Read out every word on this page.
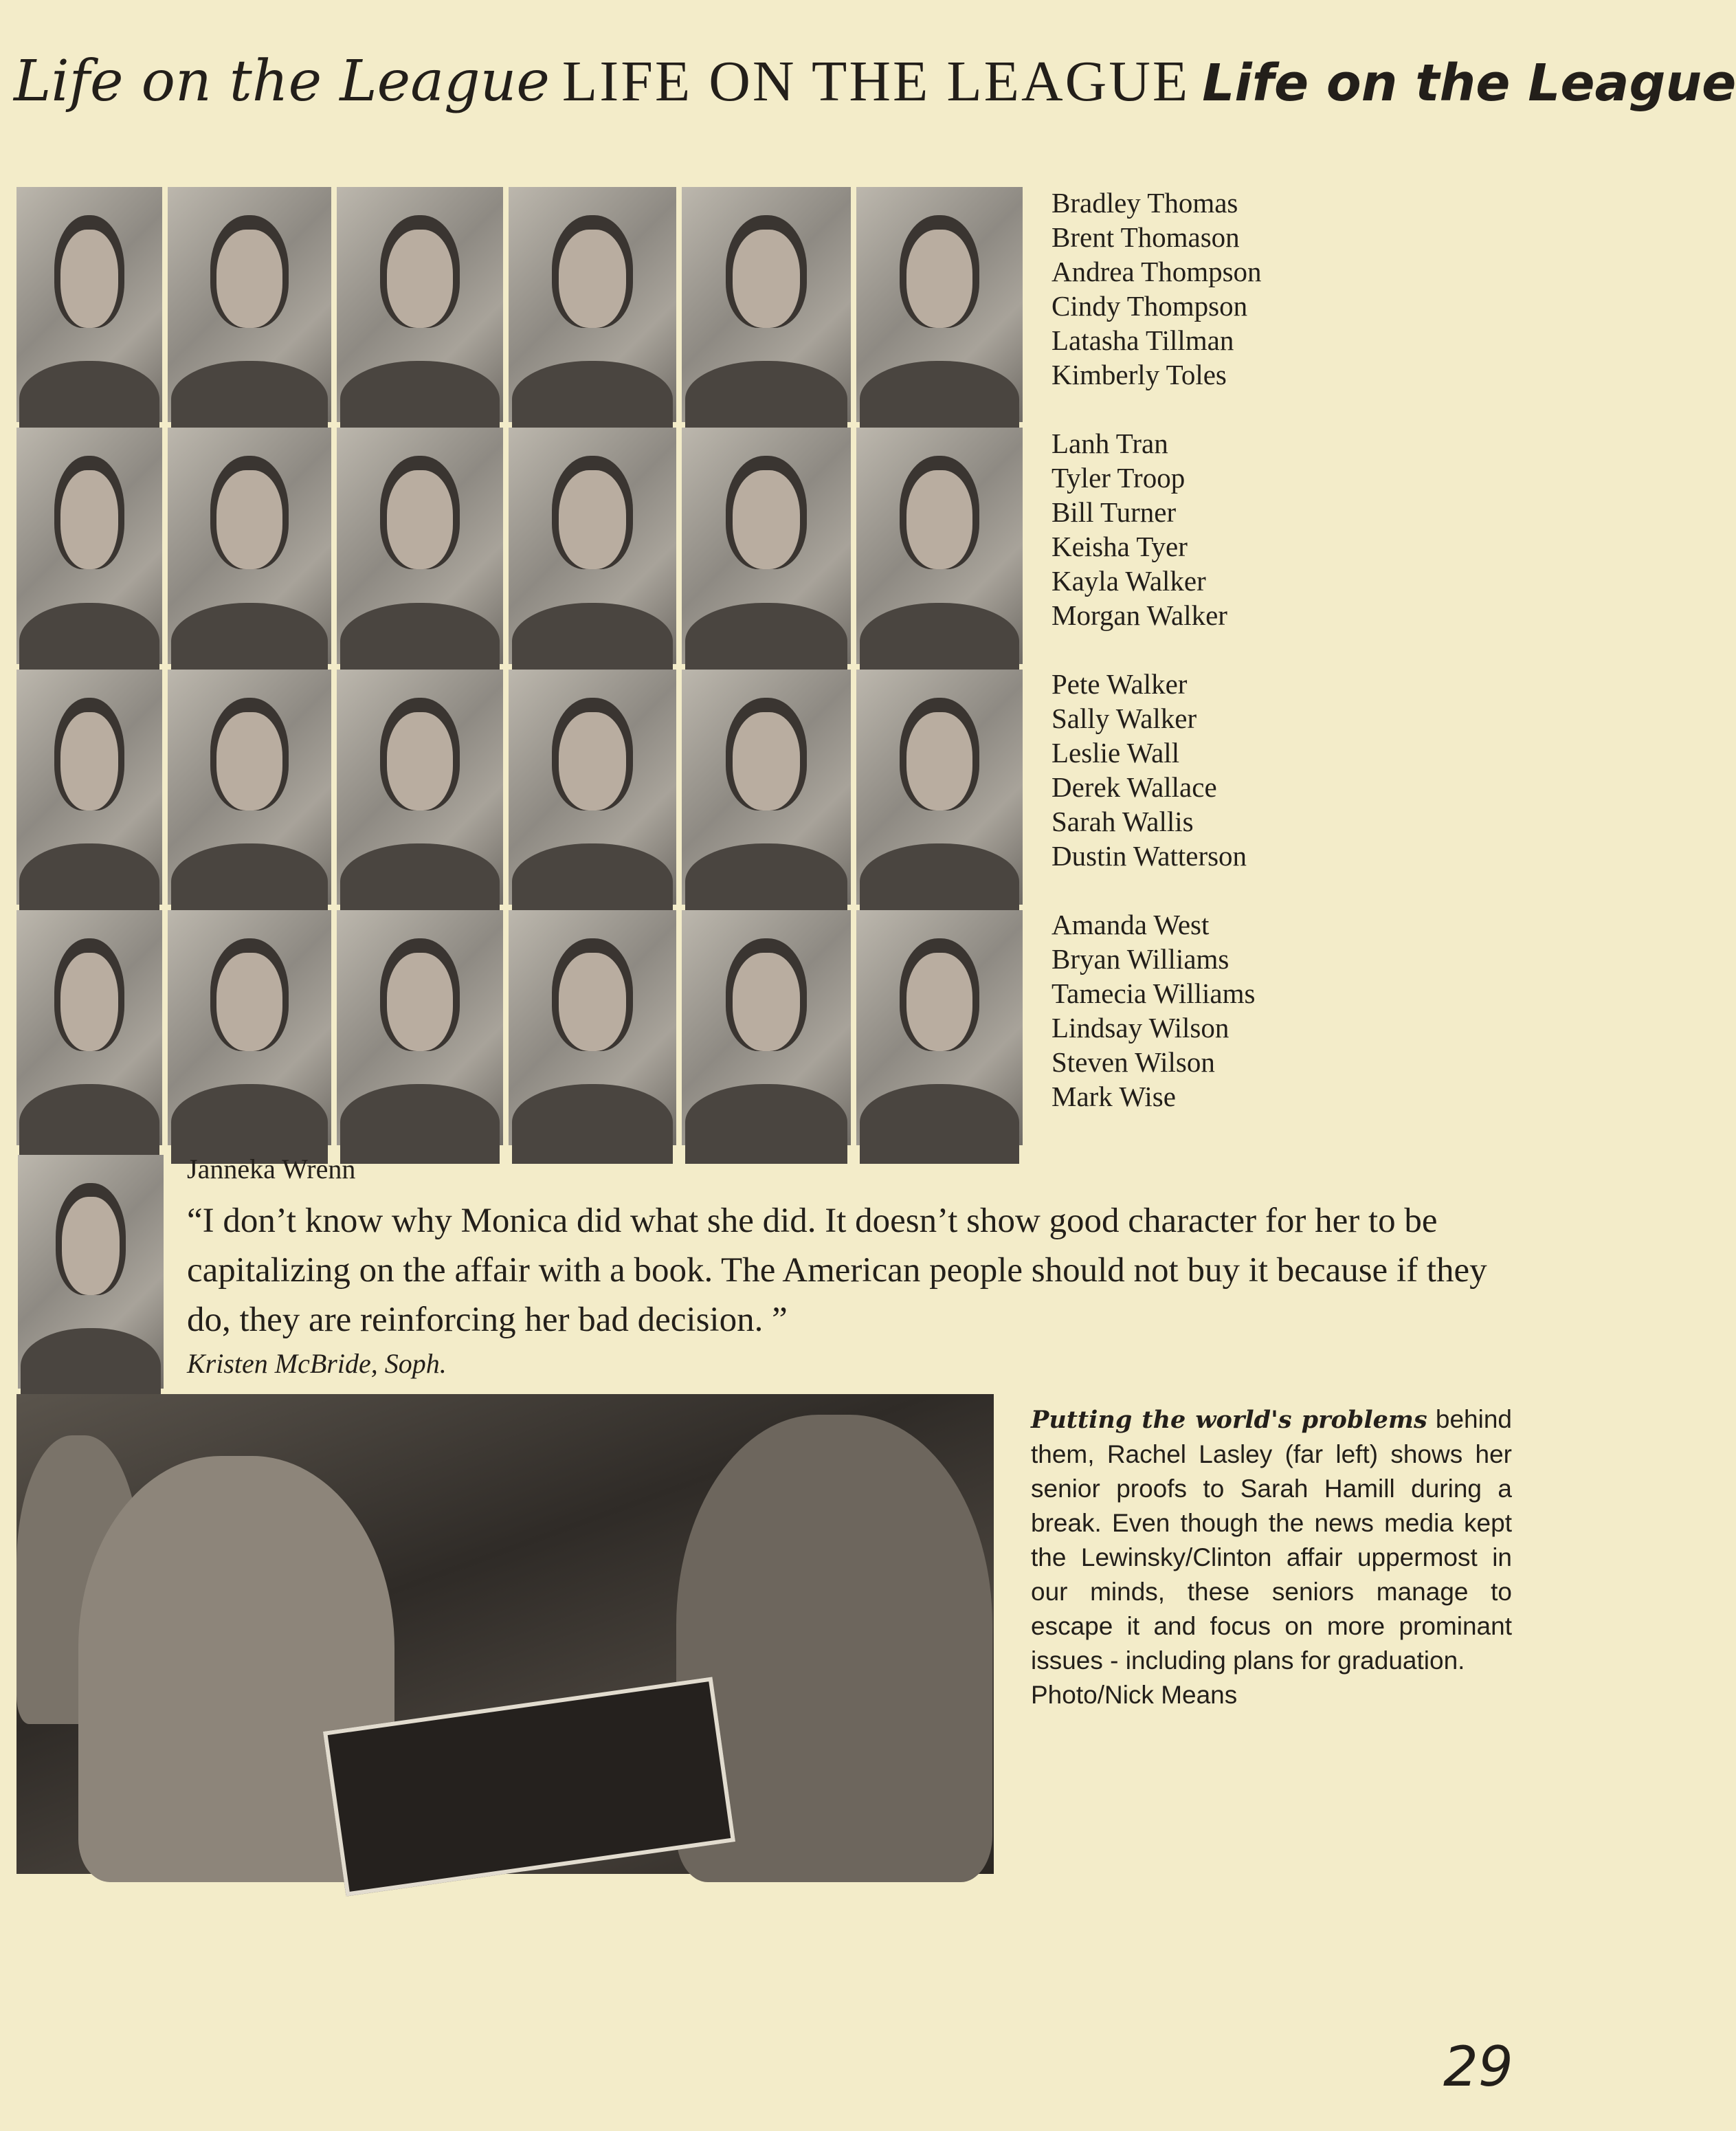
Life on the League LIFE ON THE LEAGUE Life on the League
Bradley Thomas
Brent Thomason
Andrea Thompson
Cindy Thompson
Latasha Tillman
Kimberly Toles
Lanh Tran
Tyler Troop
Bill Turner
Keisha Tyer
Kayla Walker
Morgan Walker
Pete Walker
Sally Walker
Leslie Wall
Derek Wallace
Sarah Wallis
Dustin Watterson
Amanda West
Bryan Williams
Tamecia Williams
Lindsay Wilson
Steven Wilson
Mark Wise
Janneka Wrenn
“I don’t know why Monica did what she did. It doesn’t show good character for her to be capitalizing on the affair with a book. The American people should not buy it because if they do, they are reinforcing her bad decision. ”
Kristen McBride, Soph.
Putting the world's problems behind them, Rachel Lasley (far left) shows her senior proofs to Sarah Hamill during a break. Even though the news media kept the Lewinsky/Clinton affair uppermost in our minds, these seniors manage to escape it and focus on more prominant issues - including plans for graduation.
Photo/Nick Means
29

The task =>
Keep the pictures out and write out the records exactly.

Output for this task =>
Read out every word on this page.
Life on the League LIFE ON THE LEAGUE Life on the League
Bradley Thomas
Brent Thomason
Andrea Thompson
Cindy Thompson
Latasha Tillman
Kimberly Toles
Lanh Tran
Tyler Troop
Bill Turner
Keisha Tyer
Kayla Walker
Morgan Walker
Pete Walker
Sally Walker
Leslie Wall
Derek Wallace
Sarah Wallis
Dustin Watterson
Amanda West
Bryan Williams
Tamecia Williams
Lindsay Wilson
Steven Wilson
Mark Wise
Janneka Wrenn
“I don’t know why Monica did what she did. It doesn’t show good character for her to be capitalizing on the affair with a book. The American people should not buy it because if they do, they are reinforcing her bad decision. ”
Kristen McBride, Soph.
Putting the world's problems behind them, Rachel Lasley (far left) shows her senior proofs to Sarah Hamill during a break. Even though the news media kept the Lewinsky/Clinton affair uppermost in our minds, these seniors manage to escape it and focus on more prominant issues - including plans for graduation.
Photo/Nick Means
29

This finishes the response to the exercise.